● What to produce
Write every entry out again exactly, please, and skip the pictures.

──────── Information provided

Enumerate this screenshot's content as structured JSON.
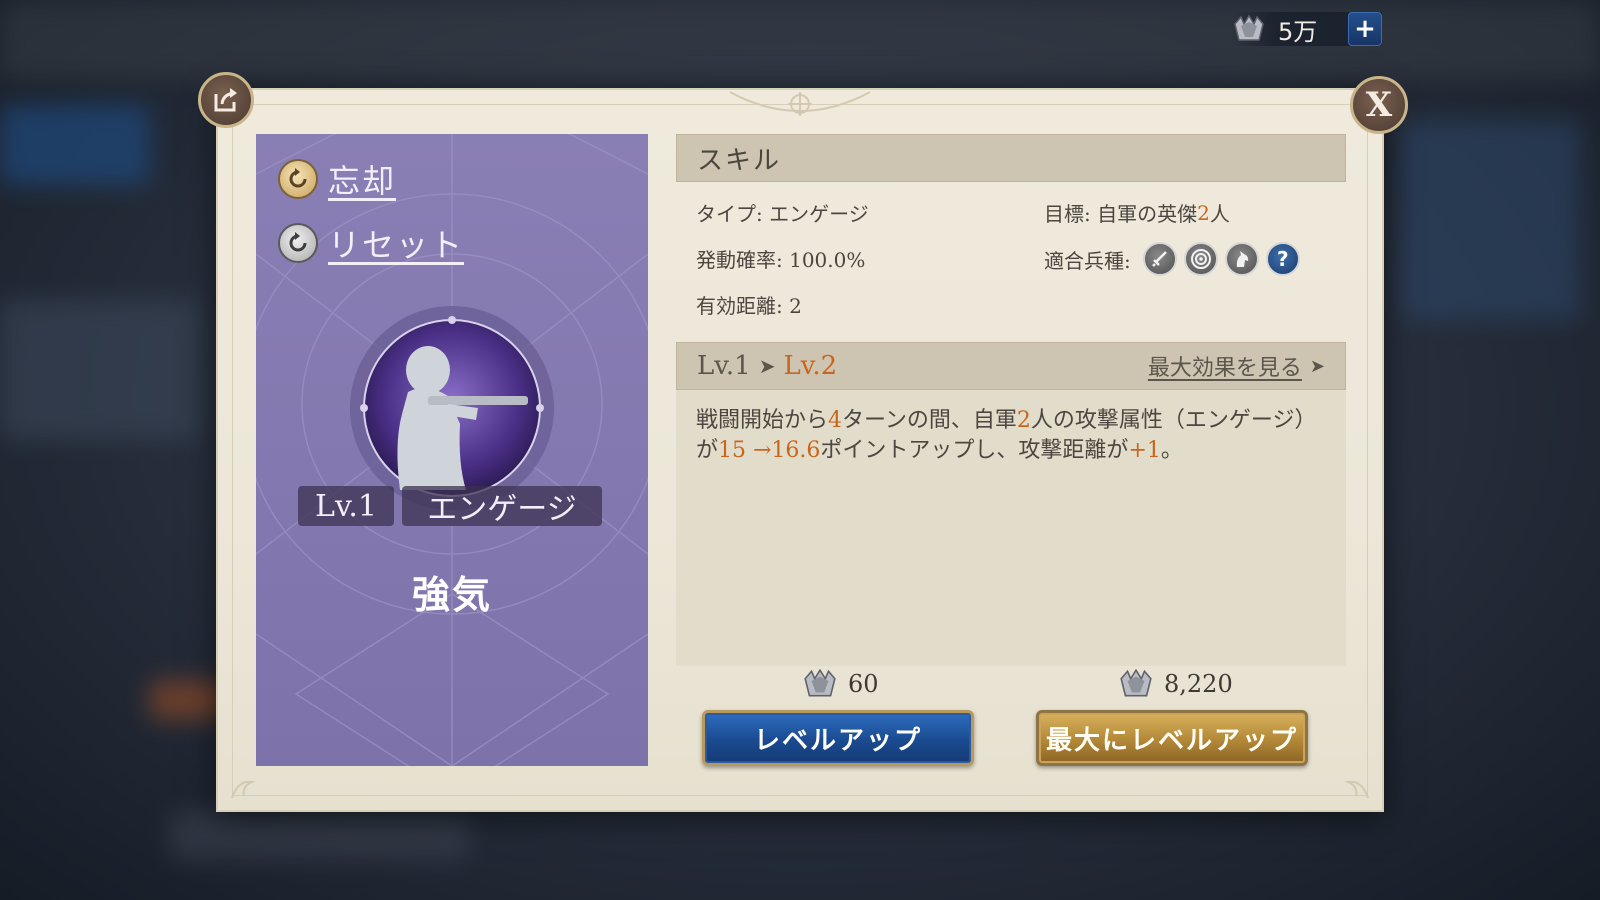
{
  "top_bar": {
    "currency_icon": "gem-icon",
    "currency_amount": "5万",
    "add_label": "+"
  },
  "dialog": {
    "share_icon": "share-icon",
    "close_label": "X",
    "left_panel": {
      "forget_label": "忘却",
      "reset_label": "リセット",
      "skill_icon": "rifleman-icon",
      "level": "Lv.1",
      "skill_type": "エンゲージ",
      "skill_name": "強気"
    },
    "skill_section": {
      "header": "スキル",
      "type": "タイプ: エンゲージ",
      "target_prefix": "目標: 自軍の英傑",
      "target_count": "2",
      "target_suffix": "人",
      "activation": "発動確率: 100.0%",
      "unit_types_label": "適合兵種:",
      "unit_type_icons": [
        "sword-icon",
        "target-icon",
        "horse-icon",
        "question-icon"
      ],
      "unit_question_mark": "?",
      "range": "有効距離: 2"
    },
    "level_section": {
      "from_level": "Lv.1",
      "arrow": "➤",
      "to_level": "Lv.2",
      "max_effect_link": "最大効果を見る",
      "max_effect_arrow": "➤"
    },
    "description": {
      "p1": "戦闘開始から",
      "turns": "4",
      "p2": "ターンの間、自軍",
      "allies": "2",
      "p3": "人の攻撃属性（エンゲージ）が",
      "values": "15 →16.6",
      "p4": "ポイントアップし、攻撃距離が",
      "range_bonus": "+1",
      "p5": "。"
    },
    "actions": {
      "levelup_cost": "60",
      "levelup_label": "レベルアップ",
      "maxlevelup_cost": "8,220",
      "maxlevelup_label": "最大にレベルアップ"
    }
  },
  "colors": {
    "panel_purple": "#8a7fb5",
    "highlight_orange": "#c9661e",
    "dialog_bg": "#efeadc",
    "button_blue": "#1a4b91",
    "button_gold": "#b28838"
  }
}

────────────────

● Solution for this exercise
Enumerate this screenshot's content as structured JSON.
{
  "top_bar": {
    "currency_icon": "gem-icon",
    "currency_amount": "5万",
    "add_label": "+"
  },
  "dialog": {
    "share_icon": "share-icon",
    "close_label": "X",
    "left_panel": {
      "forget_label": "忘却",
      "reset_label": "リセット",
      "skill_icon": "rifleman-icon",
      "level": "Lv.1",
      "skill_type": "エンゲージ",
      "skill_name": "強気"
    },
    "skill_section": {
      "header": "スキル",
      "type": "タイプ: エンゲージ",
      "target_prefix": "目標: 自軍の英傑",
      "target_count": "2",
      "target_suffix": "人",
      "activation": "発動確率: 100.0%",
      "unit_types_label": "適合兵種:",
      "unit_type_icons": [
        "sword-icon",
        "target-icon",
        "horse-icon",
        "question-icon"
      ],
      "unit_question_mark": "?",
      "range": "有効距離: 2"
    },
    "level_section": {
      "from_level": "Lv.1",
      "arrow": "➤",
      "to_level": "Lv.2",
      "max_effect_link": "最大効果を見る",
      "max_effect_arrow": "➤"
    },
    "description": {
      "p1": "戦闘開始から",
      "turns": "4",
      "p2": "ターンの間、自軍",
      "allies": "2",
      "p3": "人の攻撃属性（エンゲージ）が",
      "values": "15 →16.6",
      "p4": "ポイントアップし、攻撃距離が",
      "range_bonus": "+1",
      "p5": "。"
    },
    "actions": {
      "levelup_cost": "60",
      "levelup_label": "レベルアップ",
      "maxlevelup_cost": "8,220",
      "maxlevelup_label": "最大にレベルアップ"
    }
  },
  "colors": {
    "panel_purple": "#8a7fb5",
    "highlight_orange": "#c9661e",
    "dialog_bg": "#efeadc",
    "button_blue": "#1a4b91",
    "button_gold": "#b28838"
  }
}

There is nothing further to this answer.